> [To be done]:
The exercise asks you to copy every line below in which "général" appears.

#####

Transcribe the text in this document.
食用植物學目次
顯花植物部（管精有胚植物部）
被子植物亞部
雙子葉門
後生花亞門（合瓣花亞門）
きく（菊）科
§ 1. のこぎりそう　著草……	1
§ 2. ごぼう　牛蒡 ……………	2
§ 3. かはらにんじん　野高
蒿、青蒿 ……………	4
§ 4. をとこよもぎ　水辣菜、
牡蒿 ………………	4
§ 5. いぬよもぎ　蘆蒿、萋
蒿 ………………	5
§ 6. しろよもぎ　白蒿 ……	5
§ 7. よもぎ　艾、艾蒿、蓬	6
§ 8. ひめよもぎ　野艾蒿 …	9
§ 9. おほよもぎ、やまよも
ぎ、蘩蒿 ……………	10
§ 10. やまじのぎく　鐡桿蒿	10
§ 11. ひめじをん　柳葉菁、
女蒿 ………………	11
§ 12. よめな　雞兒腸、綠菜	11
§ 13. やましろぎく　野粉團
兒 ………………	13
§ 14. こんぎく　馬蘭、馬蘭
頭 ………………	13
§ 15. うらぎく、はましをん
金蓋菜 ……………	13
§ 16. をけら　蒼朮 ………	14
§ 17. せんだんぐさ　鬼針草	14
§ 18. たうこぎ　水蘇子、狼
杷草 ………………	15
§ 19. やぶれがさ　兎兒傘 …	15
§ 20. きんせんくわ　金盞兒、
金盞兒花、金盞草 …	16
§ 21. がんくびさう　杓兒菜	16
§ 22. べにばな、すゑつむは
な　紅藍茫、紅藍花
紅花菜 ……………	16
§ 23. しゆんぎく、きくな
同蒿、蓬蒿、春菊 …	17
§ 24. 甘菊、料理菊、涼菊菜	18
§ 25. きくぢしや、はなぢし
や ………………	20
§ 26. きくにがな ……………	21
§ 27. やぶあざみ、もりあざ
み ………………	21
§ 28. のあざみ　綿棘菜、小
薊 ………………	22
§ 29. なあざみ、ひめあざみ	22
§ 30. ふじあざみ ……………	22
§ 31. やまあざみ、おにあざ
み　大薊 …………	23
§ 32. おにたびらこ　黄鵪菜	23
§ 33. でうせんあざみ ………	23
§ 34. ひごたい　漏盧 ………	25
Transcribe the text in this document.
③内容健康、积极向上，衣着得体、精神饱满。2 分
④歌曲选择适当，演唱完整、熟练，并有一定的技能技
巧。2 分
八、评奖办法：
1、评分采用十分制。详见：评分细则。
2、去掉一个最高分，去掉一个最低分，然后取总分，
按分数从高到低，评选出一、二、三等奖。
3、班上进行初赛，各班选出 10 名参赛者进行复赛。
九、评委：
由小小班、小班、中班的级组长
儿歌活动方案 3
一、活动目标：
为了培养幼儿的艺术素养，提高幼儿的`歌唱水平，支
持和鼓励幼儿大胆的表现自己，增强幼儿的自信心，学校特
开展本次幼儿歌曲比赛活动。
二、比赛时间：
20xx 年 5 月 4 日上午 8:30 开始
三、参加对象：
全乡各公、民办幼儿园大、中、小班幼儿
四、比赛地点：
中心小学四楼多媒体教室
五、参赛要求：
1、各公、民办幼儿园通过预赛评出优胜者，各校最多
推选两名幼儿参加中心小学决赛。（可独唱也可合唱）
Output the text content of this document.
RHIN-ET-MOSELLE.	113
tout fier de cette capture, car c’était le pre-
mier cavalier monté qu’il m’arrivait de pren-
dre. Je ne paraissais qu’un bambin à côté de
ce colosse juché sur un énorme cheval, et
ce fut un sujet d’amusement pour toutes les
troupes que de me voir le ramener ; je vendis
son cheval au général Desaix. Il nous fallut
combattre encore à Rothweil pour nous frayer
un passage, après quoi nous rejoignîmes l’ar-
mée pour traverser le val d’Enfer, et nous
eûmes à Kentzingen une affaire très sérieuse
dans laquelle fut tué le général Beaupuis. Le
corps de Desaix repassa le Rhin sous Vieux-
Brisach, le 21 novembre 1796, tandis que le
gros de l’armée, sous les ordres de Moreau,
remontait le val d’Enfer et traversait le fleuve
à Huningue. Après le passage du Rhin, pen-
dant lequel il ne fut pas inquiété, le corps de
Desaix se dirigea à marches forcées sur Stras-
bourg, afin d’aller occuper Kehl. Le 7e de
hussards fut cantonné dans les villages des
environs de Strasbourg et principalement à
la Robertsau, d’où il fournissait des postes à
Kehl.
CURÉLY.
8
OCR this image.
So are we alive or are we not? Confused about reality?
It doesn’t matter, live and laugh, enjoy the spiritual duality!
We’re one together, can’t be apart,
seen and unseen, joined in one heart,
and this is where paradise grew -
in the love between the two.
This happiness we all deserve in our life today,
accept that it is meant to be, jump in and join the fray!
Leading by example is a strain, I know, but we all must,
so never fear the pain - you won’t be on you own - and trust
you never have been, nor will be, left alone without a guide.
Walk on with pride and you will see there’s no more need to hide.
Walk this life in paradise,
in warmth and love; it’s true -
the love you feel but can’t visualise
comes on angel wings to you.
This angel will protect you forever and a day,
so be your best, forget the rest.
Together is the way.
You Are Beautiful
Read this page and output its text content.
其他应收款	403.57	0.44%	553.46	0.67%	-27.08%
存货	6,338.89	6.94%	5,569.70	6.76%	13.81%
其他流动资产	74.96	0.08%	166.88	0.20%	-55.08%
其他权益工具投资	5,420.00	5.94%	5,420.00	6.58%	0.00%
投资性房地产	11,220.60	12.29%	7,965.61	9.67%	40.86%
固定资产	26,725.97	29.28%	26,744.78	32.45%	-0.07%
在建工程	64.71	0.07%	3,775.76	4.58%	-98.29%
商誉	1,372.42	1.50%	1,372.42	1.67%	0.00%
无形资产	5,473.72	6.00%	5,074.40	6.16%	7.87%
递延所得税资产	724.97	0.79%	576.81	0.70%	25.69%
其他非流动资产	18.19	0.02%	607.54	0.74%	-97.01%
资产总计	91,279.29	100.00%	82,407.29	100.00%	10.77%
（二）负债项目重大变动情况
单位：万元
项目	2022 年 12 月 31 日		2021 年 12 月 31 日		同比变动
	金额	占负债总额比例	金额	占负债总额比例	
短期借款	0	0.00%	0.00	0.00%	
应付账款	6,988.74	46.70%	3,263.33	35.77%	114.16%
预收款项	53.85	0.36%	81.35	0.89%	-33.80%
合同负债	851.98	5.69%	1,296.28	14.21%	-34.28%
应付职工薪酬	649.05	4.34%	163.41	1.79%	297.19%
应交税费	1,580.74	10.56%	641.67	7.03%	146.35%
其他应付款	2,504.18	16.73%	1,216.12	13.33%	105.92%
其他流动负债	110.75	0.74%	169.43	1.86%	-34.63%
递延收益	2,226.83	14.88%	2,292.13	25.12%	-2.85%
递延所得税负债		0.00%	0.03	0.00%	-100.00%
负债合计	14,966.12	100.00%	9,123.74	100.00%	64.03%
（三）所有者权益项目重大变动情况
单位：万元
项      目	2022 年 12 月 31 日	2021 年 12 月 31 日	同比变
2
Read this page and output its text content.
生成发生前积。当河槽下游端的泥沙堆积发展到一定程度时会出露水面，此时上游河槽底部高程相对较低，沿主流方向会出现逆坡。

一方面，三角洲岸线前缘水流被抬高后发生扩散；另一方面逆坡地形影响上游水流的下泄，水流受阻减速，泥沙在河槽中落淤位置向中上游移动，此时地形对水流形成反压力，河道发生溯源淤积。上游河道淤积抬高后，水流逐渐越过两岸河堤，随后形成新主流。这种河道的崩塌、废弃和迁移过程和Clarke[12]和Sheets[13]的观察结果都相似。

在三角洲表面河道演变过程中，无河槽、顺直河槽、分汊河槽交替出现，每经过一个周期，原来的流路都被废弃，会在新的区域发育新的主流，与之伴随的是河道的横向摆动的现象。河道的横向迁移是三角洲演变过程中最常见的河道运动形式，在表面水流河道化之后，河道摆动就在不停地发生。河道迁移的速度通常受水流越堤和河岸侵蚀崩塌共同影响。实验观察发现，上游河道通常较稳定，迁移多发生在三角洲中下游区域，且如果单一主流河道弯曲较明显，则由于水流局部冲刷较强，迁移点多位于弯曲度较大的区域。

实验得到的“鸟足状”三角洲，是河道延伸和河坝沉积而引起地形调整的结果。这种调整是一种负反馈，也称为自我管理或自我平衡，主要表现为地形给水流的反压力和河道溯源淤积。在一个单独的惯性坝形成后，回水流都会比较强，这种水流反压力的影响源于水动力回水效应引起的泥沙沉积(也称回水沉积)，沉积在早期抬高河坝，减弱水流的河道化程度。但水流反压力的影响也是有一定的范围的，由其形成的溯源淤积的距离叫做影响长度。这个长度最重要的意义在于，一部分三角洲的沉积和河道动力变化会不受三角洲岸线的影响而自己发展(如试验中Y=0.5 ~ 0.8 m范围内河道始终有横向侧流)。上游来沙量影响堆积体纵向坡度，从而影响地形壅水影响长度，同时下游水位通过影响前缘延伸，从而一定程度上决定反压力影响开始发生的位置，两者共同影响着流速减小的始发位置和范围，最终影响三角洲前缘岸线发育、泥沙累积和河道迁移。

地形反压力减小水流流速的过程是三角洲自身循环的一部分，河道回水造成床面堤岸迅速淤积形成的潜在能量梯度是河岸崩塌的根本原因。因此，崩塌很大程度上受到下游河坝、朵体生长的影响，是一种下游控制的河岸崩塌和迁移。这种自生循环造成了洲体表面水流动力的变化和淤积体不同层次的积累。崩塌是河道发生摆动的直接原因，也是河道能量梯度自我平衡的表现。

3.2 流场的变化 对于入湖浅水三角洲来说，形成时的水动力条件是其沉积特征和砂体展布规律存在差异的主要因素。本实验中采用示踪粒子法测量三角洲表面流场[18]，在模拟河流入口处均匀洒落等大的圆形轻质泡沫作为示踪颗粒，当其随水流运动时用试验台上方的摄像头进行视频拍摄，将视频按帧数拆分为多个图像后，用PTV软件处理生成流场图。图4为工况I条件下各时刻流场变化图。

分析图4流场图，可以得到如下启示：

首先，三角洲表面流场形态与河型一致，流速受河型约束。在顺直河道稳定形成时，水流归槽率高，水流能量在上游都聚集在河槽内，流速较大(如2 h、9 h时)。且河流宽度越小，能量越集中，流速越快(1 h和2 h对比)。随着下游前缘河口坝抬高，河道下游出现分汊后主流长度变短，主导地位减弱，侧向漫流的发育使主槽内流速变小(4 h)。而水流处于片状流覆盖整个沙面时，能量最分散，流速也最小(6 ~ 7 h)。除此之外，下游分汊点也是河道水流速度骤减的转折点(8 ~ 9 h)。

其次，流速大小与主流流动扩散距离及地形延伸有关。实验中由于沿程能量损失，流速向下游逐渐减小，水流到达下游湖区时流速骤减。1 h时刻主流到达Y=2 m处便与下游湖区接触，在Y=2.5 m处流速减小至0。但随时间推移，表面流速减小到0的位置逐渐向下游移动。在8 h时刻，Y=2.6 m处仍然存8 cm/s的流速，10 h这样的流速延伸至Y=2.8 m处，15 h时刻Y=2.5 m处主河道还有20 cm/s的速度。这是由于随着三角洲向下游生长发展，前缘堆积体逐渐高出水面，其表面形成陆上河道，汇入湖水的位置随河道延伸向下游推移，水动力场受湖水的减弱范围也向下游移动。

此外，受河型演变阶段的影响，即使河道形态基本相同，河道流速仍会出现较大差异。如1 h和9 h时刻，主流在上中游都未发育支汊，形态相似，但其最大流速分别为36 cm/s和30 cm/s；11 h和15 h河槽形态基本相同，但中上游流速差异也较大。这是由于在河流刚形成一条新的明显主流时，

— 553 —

#####

> [Answer to this exercise]:
son cheval au général Desaix. Il nous fallut
dans laquelle fut tué le général Beaupuis. Le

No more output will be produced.